_Record set_

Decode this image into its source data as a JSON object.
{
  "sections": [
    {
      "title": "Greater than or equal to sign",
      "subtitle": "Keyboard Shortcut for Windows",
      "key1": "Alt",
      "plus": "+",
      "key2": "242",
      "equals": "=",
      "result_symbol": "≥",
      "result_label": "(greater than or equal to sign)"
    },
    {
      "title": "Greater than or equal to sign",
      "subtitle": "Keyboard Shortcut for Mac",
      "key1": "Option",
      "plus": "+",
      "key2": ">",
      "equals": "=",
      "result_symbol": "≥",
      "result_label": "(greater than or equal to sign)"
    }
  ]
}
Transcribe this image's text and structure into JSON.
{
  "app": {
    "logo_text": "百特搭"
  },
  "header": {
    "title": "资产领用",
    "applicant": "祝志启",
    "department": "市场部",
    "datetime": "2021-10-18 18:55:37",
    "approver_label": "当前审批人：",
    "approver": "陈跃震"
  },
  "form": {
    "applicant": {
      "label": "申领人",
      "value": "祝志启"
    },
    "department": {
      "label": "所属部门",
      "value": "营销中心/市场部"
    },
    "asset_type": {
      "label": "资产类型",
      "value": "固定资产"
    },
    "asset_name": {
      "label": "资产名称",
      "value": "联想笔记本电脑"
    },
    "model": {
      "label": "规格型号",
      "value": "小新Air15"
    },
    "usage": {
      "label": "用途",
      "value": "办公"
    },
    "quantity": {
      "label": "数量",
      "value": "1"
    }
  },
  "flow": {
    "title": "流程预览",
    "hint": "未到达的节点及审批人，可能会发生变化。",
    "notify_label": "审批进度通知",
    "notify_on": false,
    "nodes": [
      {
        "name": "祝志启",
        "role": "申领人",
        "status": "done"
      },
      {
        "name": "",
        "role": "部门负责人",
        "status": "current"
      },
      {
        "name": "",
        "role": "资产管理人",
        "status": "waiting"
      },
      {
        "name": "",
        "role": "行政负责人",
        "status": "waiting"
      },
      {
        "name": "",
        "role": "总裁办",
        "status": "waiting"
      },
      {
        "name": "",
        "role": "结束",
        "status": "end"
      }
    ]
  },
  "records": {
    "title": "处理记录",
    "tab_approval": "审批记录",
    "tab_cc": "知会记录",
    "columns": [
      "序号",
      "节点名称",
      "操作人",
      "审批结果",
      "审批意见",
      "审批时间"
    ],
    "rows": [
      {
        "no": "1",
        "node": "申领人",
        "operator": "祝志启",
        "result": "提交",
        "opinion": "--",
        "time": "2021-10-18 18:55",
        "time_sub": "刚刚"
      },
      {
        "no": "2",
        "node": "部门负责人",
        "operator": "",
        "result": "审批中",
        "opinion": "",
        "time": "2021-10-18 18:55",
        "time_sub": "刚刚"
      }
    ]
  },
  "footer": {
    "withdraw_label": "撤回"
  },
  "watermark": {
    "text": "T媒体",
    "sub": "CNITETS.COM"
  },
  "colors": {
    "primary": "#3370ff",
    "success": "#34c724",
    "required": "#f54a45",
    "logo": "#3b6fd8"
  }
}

_Your task_
Write out the material exactly as given.

_Full output_
Decode this image into its source data as a JSON object.
{
  "sections": [
    {
      "title": "Greater than or equal to sign",
      "subtitle": "Keyboard Shortcut for Windows",
      "key1": "Alt",
      "plus": "+",
      "key2": "242",
      "equals": "=",
      "result_symbol": "≥",
      "result_label": "(greater than or equal to sign)"
    },
    {
      "title": "Greater than or equal to sign",
      "subtitle": "Keyboard Shortcut for Mac",
      "key1": "Option",
      "plus": "+",
      "key2": ">",
      "equals": "=",
      "result_symbol": "≥",
      "result_label": "(greater than or equal to sign)"
    }
  ]
}
Transcribe this image's text and structure into JSON.
{
  "app": {
    "logo_text": "百特搭"
  },
  "header": {
    "title": "资产领用",
    "applicant": "祝志启",
    "department": "市场部",
    "datetime": "2021-10-18 18:55:37",
    "approver_label": "当前审批人：",
    "approver": "陈跃震"
  },
  "form": {
    "applicant": {
      "label": "申领人",
      "value": "祝志启"
    },
    "department": {
      "label": "所属部门",
      "value": "营销中心/市场部"
    },
    "asset_type": {
      "label": "资产类型",
      "value": "固定资产"
    },
    "asset_name": {
      "label": "资产名称",
      "value": "联想笔记本电脑"
    },
    "model": {
      "label": "规格型号",
      "value": "小新Air15"
    },
    "usage": {
      "label": "用途",
      "value": "办公"
    },
    "quantity": {
      "label": "数量",
      "value": "1"
    }
  },
  "flow": {
    "title": "流程预览",
    "hint": "未到达的节点及审批人，可能会发生变化。",
    "notify_label": "审批进度通知",
    "notify_on": false,
    "nodes": [
      {
        "name": "祝志启",
        "role": "申领人",
        "status": "done"
      },
      {
        "name": "",
        "role": "部门负责人",
        "status": "current"
      },
      {
        "name": "",
        "role": "资产管理人",
        "status": "waiting"
      },
      {
        "name": "",
        "role": "行政负责人",
        "status": "waiting"
      },
      {
        "name": "",
        "role": "总裁办",
        "status": "waiting"
      },
      {
        "name": "",
        "role": "结束",
        "status": "end"
      }
    ]
  },
  "records": {
    "title": "处理记录",
    "tab_approval": "审批记录",
    "tab_cc": "知会记录",
    "columns": [
      "序号",
      "节点名称",
      "操作人",
      "审批结果",
      "审批意见",
      "审批时间"
    ],
    "rows": [
      {
        "no": "1",
        "node": "申领人",
        "operator": "祝志启",
        "result": "提交",
        "opinion": "--",
        "time": "2021-10-18 18:55",
        "time_sub": "刚刚"
      },
      {
        "no": "2",
        "node": "部门负责人",
        "operator": "",
        "result": "审批中",
        "opinion": "",
        "time": "2021-10-18 18:55",
        "time_sub": "刚刚"
      }
    ]
  },
  "footer": {
    "withdraw_label": "撤回"
  },
  "watermark": {
    "text": "T媒体",
    "sub": "CNITETS.COM"
  },
  "colors": {
    "primary": "#3370ff",
    "success": "#34c724",
    "required": "#f54a45",
    "logo": "#3b6fd8"
  }
}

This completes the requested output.